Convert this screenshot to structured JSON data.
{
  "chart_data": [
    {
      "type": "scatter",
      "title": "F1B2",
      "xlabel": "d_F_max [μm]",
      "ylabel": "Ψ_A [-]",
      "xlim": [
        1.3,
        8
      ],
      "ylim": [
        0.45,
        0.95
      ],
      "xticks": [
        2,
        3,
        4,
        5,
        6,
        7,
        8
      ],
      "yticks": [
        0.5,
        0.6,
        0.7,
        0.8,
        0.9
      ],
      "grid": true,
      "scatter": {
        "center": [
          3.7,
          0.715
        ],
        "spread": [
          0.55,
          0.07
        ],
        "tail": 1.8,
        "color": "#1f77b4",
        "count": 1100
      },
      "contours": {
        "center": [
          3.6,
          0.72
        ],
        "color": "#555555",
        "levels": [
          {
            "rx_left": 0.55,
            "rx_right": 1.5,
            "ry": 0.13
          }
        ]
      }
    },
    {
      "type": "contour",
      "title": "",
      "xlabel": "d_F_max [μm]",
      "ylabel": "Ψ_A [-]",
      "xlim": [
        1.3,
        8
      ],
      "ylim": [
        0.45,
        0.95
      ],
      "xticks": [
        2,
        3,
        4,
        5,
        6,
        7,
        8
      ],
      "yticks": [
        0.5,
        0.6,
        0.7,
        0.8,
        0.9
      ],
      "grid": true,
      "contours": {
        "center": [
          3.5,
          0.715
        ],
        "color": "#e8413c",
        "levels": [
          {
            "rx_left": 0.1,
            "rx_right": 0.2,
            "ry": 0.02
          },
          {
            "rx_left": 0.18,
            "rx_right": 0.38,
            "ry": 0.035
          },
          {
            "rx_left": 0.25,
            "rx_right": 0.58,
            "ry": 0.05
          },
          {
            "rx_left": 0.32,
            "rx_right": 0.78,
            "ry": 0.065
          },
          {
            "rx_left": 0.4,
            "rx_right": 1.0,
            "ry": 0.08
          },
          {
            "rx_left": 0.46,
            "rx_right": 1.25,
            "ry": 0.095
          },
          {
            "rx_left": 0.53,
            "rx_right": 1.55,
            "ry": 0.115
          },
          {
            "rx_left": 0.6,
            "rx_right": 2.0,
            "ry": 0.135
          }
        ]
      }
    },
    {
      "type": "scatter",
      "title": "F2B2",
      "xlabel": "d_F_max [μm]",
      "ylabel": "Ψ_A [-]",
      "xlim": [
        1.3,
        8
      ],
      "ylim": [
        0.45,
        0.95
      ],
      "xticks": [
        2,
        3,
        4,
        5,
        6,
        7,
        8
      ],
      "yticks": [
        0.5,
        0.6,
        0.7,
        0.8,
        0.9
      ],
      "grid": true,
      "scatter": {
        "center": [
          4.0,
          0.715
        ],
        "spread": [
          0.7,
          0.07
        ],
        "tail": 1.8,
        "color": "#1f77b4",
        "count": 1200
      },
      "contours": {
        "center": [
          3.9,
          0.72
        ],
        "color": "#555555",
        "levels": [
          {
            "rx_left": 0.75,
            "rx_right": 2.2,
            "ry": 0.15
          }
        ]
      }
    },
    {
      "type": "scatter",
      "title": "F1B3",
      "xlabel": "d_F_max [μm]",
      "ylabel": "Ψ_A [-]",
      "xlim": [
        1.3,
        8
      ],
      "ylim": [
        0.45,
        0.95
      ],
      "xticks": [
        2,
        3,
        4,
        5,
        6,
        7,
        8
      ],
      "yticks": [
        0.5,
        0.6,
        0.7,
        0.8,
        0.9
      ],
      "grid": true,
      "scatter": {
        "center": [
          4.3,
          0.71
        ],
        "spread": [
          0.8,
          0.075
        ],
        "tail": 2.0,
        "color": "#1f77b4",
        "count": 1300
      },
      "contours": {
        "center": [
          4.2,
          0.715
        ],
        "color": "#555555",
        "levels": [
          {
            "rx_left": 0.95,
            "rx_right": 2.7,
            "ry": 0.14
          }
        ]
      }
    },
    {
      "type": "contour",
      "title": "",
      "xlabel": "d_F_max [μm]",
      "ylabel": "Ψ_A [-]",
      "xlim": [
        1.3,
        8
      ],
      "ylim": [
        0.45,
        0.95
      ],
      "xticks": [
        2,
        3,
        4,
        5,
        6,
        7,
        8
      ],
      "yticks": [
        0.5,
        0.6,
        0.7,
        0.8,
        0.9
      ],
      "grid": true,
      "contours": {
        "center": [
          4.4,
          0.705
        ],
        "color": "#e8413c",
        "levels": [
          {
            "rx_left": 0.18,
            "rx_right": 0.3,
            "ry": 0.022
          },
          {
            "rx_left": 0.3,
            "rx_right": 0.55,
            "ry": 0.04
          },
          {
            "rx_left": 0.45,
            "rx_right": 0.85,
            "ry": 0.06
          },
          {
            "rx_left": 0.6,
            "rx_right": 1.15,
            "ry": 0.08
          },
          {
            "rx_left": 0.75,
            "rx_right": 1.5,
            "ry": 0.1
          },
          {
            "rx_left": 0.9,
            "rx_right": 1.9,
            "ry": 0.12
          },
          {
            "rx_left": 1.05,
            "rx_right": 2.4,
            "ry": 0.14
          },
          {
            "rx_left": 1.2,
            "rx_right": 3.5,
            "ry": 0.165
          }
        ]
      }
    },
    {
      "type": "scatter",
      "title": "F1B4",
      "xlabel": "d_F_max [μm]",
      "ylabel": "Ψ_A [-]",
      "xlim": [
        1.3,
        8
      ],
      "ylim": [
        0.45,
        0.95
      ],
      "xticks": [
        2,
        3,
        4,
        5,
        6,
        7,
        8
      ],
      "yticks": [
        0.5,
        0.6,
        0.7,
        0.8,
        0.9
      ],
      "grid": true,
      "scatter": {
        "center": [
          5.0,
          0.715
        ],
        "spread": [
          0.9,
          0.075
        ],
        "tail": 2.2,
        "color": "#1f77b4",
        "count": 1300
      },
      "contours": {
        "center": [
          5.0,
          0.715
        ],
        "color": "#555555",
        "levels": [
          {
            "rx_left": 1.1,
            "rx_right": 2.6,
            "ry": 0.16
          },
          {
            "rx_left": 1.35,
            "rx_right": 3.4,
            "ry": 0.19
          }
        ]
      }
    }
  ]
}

INSTRUCTIONS FOR THE TASK:
Every line of the data above should be copied exactly.

FINAL RESULT:
Convert this screenshot to structured JSON data.
{
  "chart_data": [
    {
      "type": "scatter",
      "title": "F1B2",
      "xlabel": "d_F_max [μm]",
      "ylabel": "Ψ_A [-]",
      "xlim": [
        1.3,
        8
      ],
      "ylim": [
        0.45,
        0.95
      ],
      "xticks": [
        2,
        3,
        4,
        5,
        6,
        7,
        8
      ],
      "yticks": [
        0.5,
        0.6,
        0.7,
        0.8,
        0.9
      ],
      "grid": true,
      "scatter": {
        "center": [
          3.7,
          0.715
        ],
        "spread": [
          0.55,
          0.07
        ],
        "tail": 1.8,
        "color": "#1f77b4",
        "count": 1100
      },
      "contours": {
        "center": [
          3.6,
          0.72
        ],
        "color": "#555555",
        "levels": [
          {
            "rx_left": 0.55,
            "rx_right": 1.5,
            "ry": 0.13
          }
        ]
      }
    },
    {
      "type": "contour",
      "title": "",
      "xlabel": "d_F_max [μm]",
      "ylabel": "Ψ_A [-]",
      "xlim": [
        1.3,
        8
      ],
      "ylim": [
        0.45,
        0.95
      ],
      "xticks": [
        2,
        3,
        4,
        5,
        6,
        7,
        8
      ],
      "yticks": [
        0.5,
        0.6,
        0.7,
        0.8,
        0.9
      ],
      "grid": true,
      "contours": {
        "center": [
          3.5,
          0.715
        ],
        "color": "#e8413c",
        "levels": [
          {
            "rx_left": 0.1,
            "rx_right": 0.2,
            "ry": 0.02
          },
          {
            "rx_left": 0.18,
            "rx_right": 0.38,
            "ry": 0.035
          },
          {
            "rx_left": 0.25,
            "rx_right": 0.58,
            "ry": 0.05
          },
          {
            "rx_left": 0.32,
            "rx_right": 0.78,
            "ry": 0.065
          },
          {
            "rx_left": 0.4,
            "rx_right": 1.0,
            "ry": 0.08
          },
          {
            "rx_left": 0.46,
            "rx_right": 1.25,
            "ry": 0.095
          },
          {
            "rx_left": 0.53,
            "rx_right": 1.55,
            "ry": 0.115
          },
          {
            "rx_left": 0.6,
            "rx_right": 2.0,
            "ry": 0.135
          }
        ]
      }
    },
    {
      "type": "scatter",
      "title": "F2B2",
      "xlabel": "d_F_max [μm]",
      "ylabel": "Ψ_A [-]",
      "xlim": [
        1.3,
        8
      ],
      "ylim": [
        0.45,
        0.95
      ],
      "xticks": [
        2,
        3,
        4,
        5,
        6,
        7,
        8
      ],
      "yticks": [
        0.5,
        0.6,
        0.7,
        0.8,
        0.9
      ],
      "grid": true,
      "scatter": {
        "center": [
          4.0,
          0.715
        ],
        "spread": [
          0.7,
          0.07
        ],
        "tail": 1.8,
        "color": "#1f77b4",
        "count": 1200
      },
      "contours": {
        "center": [
          3.9,
          0.72
        ],
        "color": "#555555",
        "levels": [
          {
            "rx_left": 0.75,
            "rx_right": 2.2,
            "ry": 0.15
          }
        ]
      }
    },
    {
      "type": "scatter",
      "title": "F1B3",
      "xlabel": "d_F_max [μm]",
      "ylabel": "Ψ_A [-]",
      "xlim": [
        1.3,
        8
      ],
      "ylim": [
        0.45,
        0.95
      ],
      "xticks": [
        2,
        3,
        4,
        5,
        6,
        7,
        8
      ],
      "yticks": [
        0.5,
        0.6,
        0.7,
        0.8,
        0.9
      ],
      "grid": true,
      "scatter": {
        "center": [
          4.3,
          0.71
        ],
        "spread": [
          0.8,
          0.075
        ],
        "tail": 2.0,
        "color": "#1f77b4",
        "count": 1300
      },
      "contours": {
        "center": [
          4.2,
          0.715
        ],
        "color": "#555555",
        "levels": [
          {
            "rx_left": 0.95,
            "rx_right": 2.7,
            "ry": 0.14
          }
        ]
      }
    },
    {
      "type": "contour",
      "title": "",
      "xlabel": "d_F_max [μm]",
      "ylabel": "Ψ_A [-]",
      "xlim": [
        1.3,
        8
      ],
      "ylim": [
        0.45,
        0.95
      ],
      "xticks": [
        2,
        3,
        4,
        5,
        6,
        7,
        8
      ],
      "yticks": [
        0.5,
        0.6,
        0.7,
        0.8,
        0.9
      ],
      "grid": true,
      "contours": {
        "center": [
          4.4,
          0.705
        ],
        "color": "#e8413c",
        "levels": [
          {
            "rx_left": 0.18,
            "rx_right": 0.3,
            "ry": 0.022
          },
          {
            "rx_left": 0.3,
            "rx_right": 0.55,
            "ry": 0.04
          },
          {
            "rx_left": 0.45,
            "rx_right": 0.85,
            "ry": 0.06
          },
          {
            "rx_left": 0.6,
            "rx_right": 1.15,
            "ry": 0.08
          },
          {
            "rx_left": 0.75,
            "rx_right": 1.5,
            "ry": 0.1
          },
          {
            "rx_left": 0.9,
            "rx_right": 1.9,
            "ry": 0.12
          },
          {
            "rx_left": 1.05,
            "rx_right": 2.4,
            "ry": 0.14
          },
          {
            "rx_left": 1.2,
            "rx_right": 3.5,
            "ry": 0.165
          }
        ]
      }
    },
    {
      "type": "scatter",
      "title": "F1B4",
      "xlabel": "d_F_max [μm]",
      "ylabel": "Ψ_A [-]",
      "xlim": [
        1.3,
        8
      ],
      "ylim": [
        0.45,
        0.95
      ],
      "xticks": [
        2,
        3,
        4,
        5,
        6,
        7,
        8
      ],
      "yticks": [
        0.5,
        0.6,
        0.7,
        0.8,
        0.9
      ],
      "grid": true,
      "scatter": {
        "center": [
          5.0,
          0.715
        ],
        "spread": [
          0.9,
          0.075
        ],
        "tail": 2.2,
        "color": "#1f77b4",
        "count": 1300
      },
      "contours": {
        "center": [
          5.0,
          0.715
        ],
        "color": "#555555",
        "levels": [
          {
            "rx_left": 1.1,
            "rx_right": 2.6,
            "ry": 0.16
          },
          {
            "rx_left": 1.35,
            "rx_right": 3.4,
            "ry": 0.19
          }
        ]
      }
    }
  ]
}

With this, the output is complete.